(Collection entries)
________________________________________
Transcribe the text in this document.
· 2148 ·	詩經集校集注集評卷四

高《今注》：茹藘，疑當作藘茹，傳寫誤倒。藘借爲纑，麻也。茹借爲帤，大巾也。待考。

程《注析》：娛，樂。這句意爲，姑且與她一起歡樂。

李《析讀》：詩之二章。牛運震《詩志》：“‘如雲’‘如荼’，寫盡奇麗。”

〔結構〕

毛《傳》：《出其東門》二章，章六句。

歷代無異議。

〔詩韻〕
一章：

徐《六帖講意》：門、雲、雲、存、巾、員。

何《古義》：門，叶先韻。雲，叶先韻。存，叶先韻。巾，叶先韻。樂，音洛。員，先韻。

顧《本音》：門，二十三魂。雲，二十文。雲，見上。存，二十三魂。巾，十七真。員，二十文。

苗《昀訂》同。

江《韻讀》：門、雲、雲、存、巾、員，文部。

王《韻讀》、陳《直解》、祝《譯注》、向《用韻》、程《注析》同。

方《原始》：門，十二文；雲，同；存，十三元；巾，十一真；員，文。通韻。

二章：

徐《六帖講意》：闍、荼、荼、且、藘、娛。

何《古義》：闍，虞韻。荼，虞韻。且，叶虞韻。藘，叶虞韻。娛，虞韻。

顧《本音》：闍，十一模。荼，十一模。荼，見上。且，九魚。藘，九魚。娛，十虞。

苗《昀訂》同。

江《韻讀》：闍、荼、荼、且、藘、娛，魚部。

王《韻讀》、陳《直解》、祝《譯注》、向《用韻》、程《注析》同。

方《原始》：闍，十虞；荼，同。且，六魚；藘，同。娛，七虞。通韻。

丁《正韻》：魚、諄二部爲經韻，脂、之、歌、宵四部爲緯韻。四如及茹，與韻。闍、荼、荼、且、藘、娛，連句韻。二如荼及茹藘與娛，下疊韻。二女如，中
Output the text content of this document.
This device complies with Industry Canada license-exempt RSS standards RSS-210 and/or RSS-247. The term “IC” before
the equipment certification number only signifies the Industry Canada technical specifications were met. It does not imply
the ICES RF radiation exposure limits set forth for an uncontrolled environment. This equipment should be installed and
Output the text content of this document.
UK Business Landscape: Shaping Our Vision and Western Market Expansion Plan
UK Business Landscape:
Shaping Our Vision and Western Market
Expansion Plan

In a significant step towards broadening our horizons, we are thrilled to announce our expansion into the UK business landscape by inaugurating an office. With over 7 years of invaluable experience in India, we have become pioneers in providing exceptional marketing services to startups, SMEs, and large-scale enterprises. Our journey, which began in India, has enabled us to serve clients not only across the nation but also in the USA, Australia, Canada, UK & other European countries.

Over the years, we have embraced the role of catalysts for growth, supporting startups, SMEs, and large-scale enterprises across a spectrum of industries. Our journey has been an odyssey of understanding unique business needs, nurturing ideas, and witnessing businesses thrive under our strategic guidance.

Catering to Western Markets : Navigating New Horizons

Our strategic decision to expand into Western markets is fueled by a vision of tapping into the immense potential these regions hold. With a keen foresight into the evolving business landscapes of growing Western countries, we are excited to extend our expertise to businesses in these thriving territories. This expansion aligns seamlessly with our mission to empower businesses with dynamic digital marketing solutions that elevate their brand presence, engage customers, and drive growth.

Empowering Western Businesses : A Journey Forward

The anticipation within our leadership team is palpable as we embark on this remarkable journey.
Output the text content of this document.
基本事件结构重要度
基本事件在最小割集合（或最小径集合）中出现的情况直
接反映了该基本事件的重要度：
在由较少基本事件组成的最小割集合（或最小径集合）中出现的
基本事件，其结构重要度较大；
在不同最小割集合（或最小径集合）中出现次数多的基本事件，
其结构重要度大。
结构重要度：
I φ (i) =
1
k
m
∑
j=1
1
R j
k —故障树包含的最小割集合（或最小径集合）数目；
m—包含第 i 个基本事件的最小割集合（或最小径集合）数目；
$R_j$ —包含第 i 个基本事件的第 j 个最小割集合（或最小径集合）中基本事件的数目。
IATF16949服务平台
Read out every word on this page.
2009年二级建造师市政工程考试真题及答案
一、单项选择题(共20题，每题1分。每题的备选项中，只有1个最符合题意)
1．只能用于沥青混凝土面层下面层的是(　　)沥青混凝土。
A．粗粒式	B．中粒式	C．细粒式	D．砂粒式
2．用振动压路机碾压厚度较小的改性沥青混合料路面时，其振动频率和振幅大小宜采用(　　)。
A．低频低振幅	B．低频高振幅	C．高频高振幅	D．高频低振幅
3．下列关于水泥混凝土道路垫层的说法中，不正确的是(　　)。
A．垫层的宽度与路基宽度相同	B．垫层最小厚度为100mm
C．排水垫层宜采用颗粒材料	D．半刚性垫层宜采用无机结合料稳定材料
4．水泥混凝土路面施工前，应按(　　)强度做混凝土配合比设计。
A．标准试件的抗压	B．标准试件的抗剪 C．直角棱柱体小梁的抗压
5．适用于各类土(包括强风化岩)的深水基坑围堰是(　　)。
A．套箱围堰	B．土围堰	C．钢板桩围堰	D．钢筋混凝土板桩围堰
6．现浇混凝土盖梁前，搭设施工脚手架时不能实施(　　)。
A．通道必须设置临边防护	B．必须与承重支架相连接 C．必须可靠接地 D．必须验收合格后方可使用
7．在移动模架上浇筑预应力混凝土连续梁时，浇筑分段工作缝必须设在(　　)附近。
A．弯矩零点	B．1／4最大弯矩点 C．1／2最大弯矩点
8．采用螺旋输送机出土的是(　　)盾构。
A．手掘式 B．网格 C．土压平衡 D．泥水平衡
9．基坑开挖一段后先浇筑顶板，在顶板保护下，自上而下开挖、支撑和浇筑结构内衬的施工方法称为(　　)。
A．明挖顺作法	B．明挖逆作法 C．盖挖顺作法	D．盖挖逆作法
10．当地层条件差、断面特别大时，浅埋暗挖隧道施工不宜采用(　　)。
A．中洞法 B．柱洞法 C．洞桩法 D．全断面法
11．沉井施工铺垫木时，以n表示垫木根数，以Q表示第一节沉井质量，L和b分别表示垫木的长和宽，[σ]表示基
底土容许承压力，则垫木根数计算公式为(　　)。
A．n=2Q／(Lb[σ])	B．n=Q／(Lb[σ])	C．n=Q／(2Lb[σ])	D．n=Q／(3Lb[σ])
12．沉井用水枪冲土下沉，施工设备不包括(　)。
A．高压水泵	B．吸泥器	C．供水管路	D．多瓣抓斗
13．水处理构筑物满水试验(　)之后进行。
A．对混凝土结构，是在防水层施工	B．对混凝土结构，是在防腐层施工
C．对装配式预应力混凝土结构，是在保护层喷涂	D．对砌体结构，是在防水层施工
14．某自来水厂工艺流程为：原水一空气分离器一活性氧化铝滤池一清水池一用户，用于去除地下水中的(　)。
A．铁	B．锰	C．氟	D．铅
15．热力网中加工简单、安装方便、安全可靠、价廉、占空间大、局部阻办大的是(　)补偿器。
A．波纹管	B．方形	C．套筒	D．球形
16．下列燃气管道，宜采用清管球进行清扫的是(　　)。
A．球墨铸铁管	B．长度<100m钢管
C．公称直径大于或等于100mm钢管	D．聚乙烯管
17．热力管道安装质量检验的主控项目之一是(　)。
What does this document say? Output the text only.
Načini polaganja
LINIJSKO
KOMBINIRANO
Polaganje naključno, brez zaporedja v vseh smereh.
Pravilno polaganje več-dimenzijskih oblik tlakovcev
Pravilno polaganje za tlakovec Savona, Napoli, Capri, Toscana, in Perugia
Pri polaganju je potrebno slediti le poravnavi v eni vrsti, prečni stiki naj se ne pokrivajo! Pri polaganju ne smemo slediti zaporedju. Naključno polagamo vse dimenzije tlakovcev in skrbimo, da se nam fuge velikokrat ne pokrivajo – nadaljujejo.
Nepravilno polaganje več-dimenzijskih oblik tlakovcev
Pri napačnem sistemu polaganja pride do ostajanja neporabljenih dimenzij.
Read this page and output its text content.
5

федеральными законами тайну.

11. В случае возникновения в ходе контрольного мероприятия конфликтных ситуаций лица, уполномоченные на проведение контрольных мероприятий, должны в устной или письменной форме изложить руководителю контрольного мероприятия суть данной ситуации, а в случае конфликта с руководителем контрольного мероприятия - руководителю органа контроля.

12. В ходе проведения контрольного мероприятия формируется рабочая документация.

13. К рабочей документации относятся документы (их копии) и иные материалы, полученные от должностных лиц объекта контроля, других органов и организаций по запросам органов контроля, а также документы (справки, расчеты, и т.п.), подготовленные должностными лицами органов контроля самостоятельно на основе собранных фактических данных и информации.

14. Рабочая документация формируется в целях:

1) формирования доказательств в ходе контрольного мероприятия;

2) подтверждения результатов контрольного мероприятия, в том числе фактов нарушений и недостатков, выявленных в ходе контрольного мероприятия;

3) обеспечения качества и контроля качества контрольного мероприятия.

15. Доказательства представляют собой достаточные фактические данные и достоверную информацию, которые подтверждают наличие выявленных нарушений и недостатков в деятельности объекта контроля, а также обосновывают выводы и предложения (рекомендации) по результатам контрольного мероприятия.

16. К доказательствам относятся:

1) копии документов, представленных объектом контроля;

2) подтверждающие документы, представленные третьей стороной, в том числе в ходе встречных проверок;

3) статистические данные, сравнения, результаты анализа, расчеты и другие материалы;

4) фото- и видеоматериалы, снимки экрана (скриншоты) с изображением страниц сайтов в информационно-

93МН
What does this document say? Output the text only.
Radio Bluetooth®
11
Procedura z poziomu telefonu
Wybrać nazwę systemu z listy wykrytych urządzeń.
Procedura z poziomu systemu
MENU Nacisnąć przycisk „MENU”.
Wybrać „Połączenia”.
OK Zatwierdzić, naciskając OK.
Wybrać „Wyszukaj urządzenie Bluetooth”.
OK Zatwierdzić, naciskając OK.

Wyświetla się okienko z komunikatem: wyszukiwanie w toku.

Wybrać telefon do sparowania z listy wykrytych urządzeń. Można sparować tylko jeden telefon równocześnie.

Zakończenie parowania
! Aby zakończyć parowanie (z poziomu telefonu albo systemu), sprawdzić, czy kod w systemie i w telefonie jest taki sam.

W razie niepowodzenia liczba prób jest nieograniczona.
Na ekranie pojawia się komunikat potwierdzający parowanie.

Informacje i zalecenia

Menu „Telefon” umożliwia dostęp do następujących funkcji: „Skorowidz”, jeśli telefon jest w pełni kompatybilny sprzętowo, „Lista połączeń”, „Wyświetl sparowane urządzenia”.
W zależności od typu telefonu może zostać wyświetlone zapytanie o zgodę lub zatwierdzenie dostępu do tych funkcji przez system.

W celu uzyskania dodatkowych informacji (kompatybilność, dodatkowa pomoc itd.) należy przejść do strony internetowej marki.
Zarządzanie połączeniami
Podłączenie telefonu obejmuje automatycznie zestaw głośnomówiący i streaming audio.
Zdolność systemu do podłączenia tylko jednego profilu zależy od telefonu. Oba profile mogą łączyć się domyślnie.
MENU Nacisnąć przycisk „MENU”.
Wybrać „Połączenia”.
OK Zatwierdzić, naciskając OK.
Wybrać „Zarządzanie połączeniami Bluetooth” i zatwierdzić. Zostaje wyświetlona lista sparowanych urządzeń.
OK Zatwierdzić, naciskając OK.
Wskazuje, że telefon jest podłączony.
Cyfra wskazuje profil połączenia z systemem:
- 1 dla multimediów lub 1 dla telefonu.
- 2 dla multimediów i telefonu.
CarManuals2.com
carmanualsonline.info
________________________________________
Problem: Within the listing above, copy each line that has the string "或最小径集合".

Exercise solution:
基本事件在最小割集合（或最小径集合）中出现的情况直
在由较少基本事件组成的最小割集合（或最小径集合）中出现的
在不同最小割集合（或最小径集合）中出现次数多的基本事件，
k —故障树包含的最小割集合（或最小径集合）数目；
m—包含第 i 个基本事件的最小割集合（或最小径集合）数目；
$R_j$ —包含第 i 个基本事件的第 j 个最小割集合（或最小径集合）中基本事件的数目。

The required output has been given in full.